- [TEXT TO READ]
Several companies have downplayed the discrepancies between SAIC and SEC filings. In September, China Green Agriculture (CGA) argued that individuals who are knowledgeable about China do not rely on SAIC filings as a basis for determining a company's financial position.

"Oftentimes, Chinese companies access SAIC filings to learn more about their competitors to gain a commercial advantage," China Green said in the statement. "As a result, many companies have understated their financial results in such filings."

I will even go a step further and say that investing in companies that downplay the significance of SAIC filings or have failed to include auditor comments attesting to the independent viewing of SAT documents (mainly when SAIC filings don't match) will expose your portfolio to meaningful risks.

It seems things can't get any worse for investors who desire to go long in the Chinese RTO space.

Well, it just did. By now, anyone who follows China should be aware of VIE and FIE corporate structures. Simply put, an FIE structure is dictated by a direct ownership of a Chinese operating company by an offshore entity (for example, U.S. British Virgin Islands or Hong Kong), while a VIE structure is enforced by management/consulting contracts between Chinese operating subsidiaries and a Chinese intermediary directly owned by an off shore entity.

VIE arrangements were crafted by ambitious lawyers to enable Chinese companies to go public in the U.S., circumventing Chinese laws that prohibit foreign ownership in domestic companies operating in certain industries. Keep in mind that the Chinese government hasn't clearly commented on the legality of VIE arrangements.

- [TASK PROMPT] List every all-capital abbreviation written without periods that appears in the text about Chinese company filings, each one once.

Data extracted from a collection
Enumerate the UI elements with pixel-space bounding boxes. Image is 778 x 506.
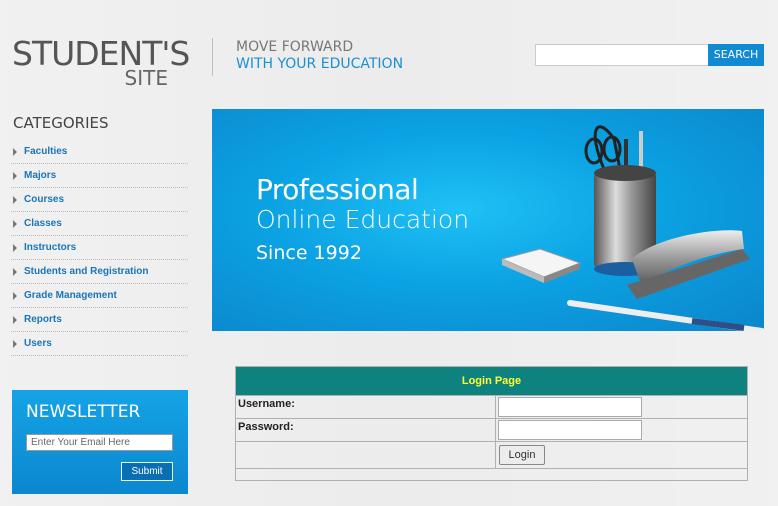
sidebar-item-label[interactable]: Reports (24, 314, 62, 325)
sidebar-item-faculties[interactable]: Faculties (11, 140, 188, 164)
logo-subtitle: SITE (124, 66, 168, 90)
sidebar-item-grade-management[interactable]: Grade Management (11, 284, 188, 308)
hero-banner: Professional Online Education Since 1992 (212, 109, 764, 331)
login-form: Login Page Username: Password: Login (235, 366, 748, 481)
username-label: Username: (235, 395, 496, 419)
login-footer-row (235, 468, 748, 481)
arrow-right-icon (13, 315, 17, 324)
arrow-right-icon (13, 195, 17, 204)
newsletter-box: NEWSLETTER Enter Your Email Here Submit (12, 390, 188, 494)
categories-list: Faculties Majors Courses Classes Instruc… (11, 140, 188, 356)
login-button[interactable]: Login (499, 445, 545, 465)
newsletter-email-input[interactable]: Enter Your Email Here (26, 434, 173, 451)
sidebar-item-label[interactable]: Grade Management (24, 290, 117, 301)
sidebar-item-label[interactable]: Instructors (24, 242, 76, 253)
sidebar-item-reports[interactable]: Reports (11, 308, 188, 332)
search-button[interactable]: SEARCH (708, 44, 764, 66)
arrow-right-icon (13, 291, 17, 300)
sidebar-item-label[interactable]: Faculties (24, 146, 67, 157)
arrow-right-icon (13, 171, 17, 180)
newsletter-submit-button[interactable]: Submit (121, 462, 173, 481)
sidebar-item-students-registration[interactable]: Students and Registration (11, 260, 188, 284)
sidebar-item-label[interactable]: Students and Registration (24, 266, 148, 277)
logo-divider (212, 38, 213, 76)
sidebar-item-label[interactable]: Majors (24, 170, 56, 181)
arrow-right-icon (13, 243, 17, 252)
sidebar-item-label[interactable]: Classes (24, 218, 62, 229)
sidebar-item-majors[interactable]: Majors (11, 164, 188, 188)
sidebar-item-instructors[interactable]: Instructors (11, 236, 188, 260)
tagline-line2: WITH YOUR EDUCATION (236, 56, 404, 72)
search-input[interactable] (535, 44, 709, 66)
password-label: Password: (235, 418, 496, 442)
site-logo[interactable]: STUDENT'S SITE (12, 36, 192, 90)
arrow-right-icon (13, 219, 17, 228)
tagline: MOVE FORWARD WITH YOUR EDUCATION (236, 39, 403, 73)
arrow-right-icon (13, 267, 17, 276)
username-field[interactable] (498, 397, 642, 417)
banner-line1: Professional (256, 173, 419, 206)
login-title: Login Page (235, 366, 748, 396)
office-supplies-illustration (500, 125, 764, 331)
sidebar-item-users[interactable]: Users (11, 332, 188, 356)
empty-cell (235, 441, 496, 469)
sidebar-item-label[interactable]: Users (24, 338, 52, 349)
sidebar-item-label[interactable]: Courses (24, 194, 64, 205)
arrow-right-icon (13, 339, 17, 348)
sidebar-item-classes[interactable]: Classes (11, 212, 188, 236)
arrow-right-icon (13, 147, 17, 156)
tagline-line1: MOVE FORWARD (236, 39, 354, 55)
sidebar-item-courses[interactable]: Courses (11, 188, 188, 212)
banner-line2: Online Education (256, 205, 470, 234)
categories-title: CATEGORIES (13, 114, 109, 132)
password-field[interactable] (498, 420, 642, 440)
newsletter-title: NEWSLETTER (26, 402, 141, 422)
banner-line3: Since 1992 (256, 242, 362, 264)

- [SOLUTION TO THE EXERCISE] SAIC, SEC, CGA, SAT, RTO, VIE, FIE